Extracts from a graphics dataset
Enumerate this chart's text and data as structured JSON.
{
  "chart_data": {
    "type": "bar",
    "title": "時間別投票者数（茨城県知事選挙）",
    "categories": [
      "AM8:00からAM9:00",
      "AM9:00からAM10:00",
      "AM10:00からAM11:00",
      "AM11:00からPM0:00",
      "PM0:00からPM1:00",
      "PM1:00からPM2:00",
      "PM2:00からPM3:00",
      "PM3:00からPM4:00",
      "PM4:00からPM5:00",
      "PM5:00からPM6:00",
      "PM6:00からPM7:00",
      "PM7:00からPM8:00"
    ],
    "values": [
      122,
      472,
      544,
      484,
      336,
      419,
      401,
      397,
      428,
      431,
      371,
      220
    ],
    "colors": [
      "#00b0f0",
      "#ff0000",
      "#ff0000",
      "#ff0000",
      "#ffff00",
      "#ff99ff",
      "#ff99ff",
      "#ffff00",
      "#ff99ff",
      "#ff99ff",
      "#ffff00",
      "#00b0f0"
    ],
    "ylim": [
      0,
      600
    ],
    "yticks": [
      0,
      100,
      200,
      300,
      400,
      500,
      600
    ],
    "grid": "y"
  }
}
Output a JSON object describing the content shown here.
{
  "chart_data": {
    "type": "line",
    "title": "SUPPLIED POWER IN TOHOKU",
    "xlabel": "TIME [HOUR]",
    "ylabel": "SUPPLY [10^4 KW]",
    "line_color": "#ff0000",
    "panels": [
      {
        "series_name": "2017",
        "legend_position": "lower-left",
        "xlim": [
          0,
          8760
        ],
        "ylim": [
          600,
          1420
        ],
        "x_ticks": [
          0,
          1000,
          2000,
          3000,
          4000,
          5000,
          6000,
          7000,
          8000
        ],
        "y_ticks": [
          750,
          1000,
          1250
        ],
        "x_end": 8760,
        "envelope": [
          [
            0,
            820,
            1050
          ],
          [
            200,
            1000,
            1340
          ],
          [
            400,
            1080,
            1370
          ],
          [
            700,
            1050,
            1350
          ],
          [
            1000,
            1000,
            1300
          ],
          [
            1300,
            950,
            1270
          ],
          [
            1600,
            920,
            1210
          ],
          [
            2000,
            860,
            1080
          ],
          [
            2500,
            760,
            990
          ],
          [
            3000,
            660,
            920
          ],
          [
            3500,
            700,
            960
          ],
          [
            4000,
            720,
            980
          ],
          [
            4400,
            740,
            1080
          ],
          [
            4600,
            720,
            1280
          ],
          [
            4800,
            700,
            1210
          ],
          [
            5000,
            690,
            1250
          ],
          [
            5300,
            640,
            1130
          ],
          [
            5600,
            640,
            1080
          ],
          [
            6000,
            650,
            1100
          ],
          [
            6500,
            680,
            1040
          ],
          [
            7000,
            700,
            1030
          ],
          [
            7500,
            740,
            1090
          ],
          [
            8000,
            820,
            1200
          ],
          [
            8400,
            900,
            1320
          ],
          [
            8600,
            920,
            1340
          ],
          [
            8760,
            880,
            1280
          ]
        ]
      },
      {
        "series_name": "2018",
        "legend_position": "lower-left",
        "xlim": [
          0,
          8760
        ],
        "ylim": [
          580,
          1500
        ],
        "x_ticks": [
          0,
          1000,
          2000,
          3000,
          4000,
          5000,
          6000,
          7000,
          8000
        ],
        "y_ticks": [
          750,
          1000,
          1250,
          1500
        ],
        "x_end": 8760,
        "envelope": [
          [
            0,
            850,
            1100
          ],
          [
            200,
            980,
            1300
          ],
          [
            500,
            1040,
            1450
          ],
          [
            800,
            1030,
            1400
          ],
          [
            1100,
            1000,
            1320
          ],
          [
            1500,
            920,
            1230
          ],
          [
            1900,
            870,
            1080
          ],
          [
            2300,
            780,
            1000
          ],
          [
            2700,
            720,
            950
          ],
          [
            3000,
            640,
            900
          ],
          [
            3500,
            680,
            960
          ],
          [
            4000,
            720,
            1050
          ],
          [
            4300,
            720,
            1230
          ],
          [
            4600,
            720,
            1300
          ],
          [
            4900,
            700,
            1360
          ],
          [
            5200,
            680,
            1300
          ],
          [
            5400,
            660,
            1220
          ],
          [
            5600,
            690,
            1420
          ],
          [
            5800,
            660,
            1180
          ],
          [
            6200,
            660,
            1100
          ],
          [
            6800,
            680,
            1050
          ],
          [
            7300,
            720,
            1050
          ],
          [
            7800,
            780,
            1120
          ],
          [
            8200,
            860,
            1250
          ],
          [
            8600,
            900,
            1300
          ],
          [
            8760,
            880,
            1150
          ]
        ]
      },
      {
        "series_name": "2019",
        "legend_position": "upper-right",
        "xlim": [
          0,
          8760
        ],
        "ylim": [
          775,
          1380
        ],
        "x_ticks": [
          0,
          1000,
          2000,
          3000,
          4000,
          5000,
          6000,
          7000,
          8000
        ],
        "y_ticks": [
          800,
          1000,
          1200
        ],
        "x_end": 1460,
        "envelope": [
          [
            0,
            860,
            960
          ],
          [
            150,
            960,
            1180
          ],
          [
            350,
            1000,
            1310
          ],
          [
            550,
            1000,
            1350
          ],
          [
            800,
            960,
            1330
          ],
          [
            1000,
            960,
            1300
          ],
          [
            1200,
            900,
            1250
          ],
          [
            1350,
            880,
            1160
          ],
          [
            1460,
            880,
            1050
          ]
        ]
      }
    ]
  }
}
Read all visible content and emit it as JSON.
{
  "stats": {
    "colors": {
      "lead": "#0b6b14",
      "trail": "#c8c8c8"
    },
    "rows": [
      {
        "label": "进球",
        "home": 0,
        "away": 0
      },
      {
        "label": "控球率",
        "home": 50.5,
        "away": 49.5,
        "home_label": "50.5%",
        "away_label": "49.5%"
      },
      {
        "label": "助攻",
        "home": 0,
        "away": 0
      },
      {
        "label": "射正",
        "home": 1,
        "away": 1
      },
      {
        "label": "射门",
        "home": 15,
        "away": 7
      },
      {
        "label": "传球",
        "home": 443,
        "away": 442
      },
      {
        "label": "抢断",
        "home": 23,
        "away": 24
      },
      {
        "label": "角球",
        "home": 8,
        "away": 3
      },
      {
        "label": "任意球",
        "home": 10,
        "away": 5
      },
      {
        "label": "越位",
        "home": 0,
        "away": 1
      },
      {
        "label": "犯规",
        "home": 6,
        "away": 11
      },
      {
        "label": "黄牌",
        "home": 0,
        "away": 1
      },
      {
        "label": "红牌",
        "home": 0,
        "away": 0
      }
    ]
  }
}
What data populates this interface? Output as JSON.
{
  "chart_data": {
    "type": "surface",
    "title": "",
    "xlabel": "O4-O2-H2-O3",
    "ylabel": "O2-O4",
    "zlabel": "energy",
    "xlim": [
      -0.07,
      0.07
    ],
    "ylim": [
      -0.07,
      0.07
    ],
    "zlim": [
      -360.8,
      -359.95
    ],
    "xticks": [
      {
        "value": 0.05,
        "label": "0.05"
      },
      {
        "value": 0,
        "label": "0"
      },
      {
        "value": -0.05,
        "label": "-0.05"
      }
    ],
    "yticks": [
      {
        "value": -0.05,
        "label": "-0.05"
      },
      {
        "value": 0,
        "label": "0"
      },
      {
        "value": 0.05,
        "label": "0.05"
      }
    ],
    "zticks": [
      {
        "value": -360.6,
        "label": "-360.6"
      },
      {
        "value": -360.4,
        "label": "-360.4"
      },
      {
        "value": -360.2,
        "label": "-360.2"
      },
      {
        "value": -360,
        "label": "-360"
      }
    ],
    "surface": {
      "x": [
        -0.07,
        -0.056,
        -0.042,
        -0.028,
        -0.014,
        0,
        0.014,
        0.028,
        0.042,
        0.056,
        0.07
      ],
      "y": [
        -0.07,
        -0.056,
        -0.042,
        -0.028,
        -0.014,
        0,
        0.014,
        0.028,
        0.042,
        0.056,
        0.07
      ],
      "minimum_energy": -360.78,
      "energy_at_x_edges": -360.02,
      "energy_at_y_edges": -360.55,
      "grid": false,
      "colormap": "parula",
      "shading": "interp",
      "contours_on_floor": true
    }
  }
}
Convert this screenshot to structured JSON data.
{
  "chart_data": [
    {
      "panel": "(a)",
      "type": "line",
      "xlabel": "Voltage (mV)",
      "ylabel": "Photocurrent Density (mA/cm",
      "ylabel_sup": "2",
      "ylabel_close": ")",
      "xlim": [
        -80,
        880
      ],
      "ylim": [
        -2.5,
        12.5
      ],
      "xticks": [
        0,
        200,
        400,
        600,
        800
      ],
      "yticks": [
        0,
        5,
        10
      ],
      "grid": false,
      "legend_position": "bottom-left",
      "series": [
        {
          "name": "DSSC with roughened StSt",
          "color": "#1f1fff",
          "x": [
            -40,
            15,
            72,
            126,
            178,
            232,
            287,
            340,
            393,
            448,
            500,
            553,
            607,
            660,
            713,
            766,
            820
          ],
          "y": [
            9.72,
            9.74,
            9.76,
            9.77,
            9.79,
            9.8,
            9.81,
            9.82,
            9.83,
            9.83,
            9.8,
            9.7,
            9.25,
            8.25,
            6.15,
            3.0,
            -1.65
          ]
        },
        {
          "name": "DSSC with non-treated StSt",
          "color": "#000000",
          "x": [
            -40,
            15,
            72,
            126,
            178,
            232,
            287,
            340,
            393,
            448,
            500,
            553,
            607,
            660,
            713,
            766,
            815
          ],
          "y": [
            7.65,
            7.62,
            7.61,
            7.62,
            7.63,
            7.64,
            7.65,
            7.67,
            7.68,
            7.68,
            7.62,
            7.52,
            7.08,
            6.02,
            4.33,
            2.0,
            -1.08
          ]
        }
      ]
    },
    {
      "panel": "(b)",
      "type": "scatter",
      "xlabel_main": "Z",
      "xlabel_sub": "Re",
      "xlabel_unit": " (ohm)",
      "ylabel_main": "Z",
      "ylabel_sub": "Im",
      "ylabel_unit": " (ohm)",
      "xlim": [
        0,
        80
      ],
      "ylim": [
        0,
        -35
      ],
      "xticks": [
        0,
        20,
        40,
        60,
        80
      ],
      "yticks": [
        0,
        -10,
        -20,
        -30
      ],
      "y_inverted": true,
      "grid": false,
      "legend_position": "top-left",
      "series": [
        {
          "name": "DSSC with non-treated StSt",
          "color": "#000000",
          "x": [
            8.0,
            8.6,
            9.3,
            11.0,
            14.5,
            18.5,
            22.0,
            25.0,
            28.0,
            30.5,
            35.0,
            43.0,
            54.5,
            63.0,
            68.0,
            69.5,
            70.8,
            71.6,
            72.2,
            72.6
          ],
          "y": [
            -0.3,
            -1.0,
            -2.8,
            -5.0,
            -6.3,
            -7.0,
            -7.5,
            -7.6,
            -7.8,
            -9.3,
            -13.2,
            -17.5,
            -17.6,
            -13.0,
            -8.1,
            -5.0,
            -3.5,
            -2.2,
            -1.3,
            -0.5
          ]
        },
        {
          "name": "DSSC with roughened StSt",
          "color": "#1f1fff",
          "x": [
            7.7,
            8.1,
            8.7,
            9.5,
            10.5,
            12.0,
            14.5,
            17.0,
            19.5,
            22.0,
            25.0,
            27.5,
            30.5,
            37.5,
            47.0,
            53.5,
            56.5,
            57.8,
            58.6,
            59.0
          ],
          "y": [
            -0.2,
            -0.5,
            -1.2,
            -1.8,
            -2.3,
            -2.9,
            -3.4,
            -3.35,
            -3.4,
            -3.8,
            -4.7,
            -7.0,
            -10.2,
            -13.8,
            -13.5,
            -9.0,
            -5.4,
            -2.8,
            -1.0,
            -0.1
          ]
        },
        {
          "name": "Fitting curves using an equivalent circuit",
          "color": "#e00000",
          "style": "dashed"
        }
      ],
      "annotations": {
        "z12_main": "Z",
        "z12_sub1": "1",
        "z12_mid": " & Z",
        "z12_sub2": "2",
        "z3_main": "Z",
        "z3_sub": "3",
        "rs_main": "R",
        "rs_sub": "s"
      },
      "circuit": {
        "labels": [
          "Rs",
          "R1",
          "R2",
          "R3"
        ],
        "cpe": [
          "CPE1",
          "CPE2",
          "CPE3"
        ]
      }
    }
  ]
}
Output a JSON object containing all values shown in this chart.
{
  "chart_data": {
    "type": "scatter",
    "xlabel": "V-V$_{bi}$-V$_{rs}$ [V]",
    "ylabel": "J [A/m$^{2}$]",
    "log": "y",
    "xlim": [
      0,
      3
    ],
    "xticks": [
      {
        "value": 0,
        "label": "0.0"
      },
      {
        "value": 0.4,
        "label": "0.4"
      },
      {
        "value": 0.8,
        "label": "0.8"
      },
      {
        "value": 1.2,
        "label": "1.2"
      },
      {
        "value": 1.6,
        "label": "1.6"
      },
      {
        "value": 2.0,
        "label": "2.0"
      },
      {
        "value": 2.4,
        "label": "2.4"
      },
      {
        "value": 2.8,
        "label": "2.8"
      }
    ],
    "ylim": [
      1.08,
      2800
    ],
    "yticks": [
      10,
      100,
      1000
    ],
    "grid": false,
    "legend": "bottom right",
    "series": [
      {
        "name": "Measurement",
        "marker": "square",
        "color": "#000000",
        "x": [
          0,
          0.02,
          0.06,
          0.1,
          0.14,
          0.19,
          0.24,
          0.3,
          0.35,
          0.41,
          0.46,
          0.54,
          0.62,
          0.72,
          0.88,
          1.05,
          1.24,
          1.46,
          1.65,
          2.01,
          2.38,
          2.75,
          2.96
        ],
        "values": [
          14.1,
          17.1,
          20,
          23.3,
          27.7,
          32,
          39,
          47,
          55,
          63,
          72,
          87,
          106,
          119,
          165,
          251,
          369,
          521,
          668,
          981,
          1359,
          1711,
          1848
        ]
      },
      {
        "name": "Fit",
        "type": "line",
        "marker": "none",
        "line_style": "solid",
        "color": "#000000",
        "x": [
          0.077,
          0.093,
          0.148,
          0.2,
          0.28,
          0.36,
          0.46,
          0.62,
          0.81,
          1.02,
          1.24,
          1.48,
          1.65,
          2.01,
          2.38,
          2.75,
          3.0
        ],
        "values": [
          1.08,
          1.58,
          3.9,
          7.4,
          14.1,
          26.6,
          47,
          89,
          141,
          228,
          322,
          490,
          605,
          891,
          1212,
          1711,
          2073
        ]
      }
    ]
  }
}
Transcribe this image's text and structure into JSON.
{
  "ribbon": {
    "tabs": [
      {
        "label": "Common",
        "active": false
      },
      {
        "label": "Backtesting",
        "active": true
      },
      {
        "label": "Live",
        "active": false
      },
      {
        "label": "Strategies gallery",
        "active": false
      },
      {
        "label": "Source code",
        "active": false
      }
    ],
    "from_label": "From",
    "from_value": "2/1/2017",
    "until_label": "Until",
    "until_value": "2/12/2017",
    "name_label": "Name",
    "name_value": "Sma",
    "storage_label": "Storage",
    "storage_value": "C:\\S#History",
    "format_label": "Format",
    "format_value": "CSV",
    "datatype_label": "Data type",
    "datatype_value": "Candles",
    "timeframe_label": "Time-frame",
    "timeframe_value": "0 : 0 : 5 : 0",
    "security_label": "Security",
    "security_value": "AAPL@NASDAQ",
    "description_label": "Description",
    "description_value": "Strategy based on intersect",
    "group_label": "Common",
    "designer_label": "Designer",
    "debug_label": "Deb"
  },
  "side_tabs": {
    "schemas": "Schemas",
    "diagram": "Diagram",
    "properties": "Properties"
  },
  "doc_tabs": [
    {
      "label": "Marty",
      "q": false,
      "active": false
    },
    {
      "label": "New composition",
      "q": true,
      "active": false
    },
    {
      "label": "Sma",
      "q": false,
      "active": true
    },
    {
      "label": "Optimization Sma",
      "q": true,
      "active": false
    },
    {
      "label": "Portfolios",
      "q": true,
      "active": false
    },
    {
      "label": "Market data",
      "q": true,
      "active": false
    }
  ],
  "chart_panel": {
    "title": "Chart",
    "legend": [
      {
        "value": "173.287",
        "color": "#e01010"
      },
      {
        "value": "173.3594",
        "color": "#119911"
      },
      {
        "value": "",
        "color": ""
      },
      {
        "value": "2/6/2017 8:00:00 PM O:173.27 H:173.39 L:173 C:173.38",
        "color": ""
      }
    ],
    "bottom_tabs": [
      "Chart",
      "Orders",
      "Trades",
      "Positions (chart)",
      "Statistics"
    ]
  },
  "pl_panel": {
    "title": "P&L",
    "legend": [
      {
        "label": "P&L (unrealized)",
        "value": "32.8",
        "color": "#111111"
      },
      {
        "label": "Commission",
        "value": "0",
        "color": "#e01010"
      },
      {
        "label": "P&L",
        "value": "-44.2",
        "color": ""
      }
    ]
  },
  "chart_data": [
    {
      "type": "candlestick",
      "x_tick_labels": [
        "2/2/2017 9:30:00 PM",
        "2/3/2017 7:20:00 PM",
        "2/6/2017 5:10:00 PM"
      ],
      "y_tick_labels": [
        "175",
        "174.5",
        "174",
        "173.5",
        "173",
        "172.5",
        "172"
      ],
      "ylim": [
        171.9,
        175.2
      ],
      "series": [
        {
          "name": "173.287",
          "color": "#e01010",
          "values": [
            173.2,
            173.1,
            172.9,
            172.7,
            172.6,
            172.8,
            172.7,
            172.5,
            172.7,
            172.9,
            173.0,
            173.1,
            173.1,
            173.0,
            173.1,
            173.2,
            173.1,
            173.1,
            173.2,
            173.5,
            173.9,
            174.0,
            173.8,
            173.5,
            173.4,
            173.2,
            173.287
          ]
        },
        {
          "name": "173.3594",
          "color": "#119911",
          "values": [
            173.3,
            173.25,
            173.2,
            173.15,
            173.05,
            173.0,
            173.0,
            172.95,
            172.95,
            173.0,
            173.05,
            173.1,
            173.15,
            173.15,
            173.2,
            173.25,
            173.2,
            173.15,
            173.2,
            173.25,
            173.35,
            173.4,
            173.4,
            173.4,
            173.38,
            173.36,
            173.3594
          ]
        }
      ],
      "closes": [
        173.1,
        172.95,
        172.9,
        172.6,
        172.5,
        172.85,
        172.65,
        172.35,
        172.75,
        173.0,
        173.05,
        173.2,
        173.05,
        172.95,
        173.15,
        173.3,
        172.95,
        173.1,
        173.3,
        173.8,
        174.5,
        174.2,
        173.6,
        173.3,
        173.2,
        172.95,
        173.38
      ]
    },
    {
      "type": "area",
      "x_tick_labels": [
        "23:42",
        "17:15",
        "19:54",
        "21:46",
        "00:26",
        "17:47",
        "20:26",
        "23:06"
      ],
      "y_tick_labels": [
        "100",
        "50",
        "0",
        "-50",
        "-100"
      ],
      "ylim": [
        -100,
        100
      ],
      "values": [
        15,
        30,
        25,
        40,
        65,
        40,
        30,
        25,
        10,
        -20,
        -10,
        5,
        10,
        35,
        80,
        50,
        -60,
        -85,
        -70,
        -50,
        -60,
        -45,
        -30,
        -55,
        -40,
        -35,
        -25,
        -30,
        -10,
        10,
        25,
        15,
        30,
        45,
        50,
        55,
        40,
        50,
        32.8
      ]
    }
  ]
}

Given exercise: Go through the records. Copy each line where "object" appears.

Answer to this problem:
Output a JSON object describing the content shown here.
Output a JSON object containing all values shown in this chart.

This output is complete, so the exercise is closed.